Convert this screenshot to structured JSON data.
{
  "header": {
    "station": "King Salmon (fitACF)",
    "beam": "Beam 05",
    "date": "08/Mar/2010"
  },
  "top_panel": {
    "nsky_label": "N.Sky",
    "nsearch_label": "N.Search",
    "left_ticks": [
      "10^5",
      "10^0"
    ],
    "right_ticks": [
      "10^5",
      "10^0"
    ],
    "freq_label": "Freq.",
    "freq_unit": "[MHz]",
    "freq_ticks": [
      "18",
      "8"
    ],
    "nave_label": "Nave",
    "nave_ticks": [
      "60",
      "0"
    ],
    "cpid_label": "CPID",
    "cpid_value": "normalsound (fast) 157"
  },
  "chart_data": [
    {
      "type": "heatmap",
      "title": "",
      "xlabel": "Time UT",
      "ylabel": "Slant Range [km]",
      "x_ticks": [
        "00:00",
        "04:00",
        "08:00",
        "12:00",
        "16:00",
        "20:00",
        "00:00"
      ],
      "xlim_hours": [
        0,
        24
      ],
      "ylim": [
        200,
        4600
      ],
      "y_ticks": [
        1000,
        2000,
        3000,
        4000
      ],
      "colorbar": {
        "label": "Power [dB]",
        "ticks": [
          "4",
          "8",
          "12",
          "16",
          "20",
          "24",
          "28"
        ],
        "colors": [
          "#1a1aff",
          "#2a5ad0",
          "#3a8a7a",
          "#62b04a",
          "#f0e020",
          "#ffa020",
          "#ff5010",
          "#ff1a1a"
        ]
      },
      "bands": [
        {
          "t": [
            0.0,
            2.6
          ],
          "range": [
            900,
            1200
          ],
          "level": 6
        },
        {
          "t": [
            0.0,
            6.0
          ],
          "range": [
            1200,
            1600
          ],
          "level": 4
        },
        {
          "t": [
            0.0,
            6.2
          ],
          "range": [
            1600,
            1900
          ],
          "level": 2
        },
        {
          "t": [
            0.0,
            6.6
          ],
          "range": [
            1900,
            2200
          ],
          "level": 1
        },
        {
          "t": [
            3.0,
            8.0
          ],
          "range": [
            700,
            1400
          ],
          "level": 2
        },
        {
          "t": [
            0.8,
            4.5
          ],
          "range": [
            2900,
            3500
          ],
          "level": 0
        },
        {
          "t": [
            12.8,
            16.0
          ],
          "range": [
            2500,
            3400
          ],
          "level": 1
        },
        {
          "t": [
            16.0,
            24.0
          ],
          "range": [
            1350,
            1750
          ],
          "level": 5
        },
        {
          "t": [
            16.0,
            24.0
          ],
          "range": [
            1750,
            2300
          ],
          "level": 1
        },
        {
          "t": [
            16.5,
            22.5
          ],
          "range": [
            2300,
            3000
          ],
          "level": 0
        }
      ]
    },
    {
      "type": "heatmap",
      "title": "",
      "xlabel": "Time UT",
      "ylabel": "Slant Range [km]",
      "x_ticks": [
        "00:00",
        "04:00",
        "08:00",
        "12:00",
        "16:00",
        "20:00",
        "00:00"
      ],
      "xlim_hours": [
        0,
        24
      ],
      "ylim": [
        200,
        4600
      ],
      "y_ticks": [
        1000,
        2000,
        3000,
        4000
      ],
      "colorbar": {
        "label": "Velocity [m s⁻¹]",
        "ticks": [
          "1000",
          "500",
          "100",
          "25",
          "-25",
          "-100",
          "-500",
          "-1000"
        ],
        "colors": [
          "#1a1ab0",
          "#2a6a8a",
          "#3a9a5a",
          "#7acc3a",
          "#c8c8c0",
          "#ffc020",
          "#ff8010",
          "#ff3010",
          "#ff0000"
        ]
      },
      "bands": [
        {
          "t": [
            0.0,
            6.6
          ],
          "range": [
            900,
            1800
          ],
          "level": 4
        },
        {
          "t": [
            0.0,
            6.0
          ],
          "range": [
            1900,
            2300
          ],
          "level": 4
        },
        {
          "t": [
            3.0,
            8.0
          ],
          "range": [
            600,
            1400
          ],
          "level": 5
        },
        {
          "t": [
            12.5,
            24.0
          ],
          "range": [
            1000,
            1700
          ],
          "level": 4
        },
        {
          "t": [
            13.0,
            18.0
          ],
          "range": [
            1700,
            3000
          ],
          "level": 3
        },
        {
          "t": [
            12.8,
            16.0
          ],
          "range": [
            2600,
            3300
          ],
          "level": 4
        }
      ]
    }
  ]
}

▶ **Work instructions**
Each entry above needs to be retyped exactly.

▶ **Result**
Convert this screenshot to structured JSON data.
{
  "header": {
    "station": "King Salmon (fitACF)",
    "beam": "Beam 05",
    "date": "08/Mar/2010"
  },
  "top_panel": {
    "nsky_label": "N.Sky",
    "nsearch_label": "N.Search",
    "left_ticks": [
      "10^5",
      "10^0"
    ],
    "right_ticks": [
      "10^5",
      "10^0"
    ],
    "freq_label": "Freq.",
    "freq_unit": "[MHz]",
    "freq_ticks": [
      "18",
      "8"
    ],
    "nave_label": "Nave",
    "nave_ticks": [
      "60",
      "0"
    ],
    "cpid_label": "CPID",
    "cpid_value": "normalsound (fast) 157"
  },
  "chart_data": [
    {
      "type": "heatmap",
      "title": "",
      "xlabel": "Time UT",
      "ylabel": "Slant Range [km]",
      "x_ticks": [
        "00:00",
        "04:00",
        "08:00",
        "12:00",
        "16:00",
        "20:00",
        "00:00"
      ],
      "xlim_hours": [
        0,
        24
      ],
      "ylim": [
        200,
        4600
      ],
      "y_ticks": [
        1000,
        2000,
        3000,
        4000
      ],
      "colorbar": {
        "label": "Power [dB]",
        "ticks": [
          "4",
          "8",
          "12",
          "16",
          "20",
          "24",
          "28"
        ],
        "colors": [
          "#1a1aff",
          "#2a5ad0",
          "#3a8a7a",
          "#62b04a",
          "#f0e020",
          "#ffa020",
          "#ff5010",
          "#ff1a1a"
        ]
      },
      "bands": [
        {
          "t": [
            0.0,
            2.6
          ],
          "range": [
            900,
            1200
          ],
          "level": 6
        },
        {
          "t": [
            0.0,
            6.0
          ],
          "range": [
            1200,
            1600
          ],
          "level": 4
        },
        {
          "t": [
            0.0,
            6.2
          ],
          "range": [
            1600,
            1900
          ],
          "level": 2
        },
        {
          "t": [
            0.0,
            6.6
          ],
          "range": [
            1900,
            2200
          ],
          "level": 1
        },
        {
          "t": [
            3.0,
            8.0
          ],
          "range": [
            700,
            1400
          ],
          "level": 2
        },
        {
          "t": [
            0.8,
            4.5
          ],
          "range": [
            2900,
            3500
          ],
          "level": 0
        },
        {
          "t": [
            12.8,
            16.0
          ],
          "range": [
            2500,
            3400
          ],
          "level": 1
        },
        {
          "t": [
            16.0,
            24.0
          ],
          "range": [
            1350,
            1750
          ],
          "level": 5
        },
        {
          "t": [
            16.0,
            24.0
          ],
          "range": [
            1750,
            2300
          ],
          "level": 1
        },
        {
          "t": [
            16.5,
            22.5
          ],
          "range": [
            2300,
            3000
          ],
          "level": 0
        }
      ]
    },
    {
      "type": "heatmap",
      "title": "",
      "xlabel": "Time UT",
      "ylabel": "Slant Range [km]",
      "x_ticks": [
        "00:00",
        "04:00",
        "08:00",
        "12:00",
        "16:00",
        "20:00",
        "00:00"
      ],
      "xlim_hours": [
        0,
        24
      ],
      "ylim": [
        200,
        4600
      ],
      "y_ticks": [
        1000,
        2000,
        3000,
        4000
      ],
      "colorbar": {
        "label": "Velocity [m s⁻¹]",
        "ticks": [
          "1000",
          "500",
          "100",
          "25",
          "-25",
          "-100",
          "-500",
          "-1000"
        ],
        "colors": [
          "#1a1ab0",
          "#2a6a8a",
          "#3a9a5a",
          "#7acc3a",
          "#c8c8c0",
          "#ffc020",
          "#ff8010",
          "#ff3010",
          "#ff0000"
        ]
      },
      "bands": [
        {
          "t": [
            0.0,
            6.6
          ],
          "range": [
            900,
            1800
          ],
          "level": 4
        },
        {
          "t": [
            0.0,
            6.0
          ],
          "range": [
            1900,
            2300
          ],
          "level": 4
        },
        {
          "t": [
            3.0,
            8.0
          ],
          "range": [
            600,
            1400
          ],
          "level": 5
        },
        {
          "t": [
            12.5,
            24.0
          ],
          "range": [
            1000,
            1700
          ],
          "level": 4
        },
        {
          "t": [
            13.0,
            18.0
          ],
          "range": [
            1700,
            3000
          ],
          "level": 3
        },
        {
          "t": [
            12.8,
            16.0
          ],
          "range": [
            2600,
            3300
          ],
          "level": 4
        }
      ]
    }
  ]
}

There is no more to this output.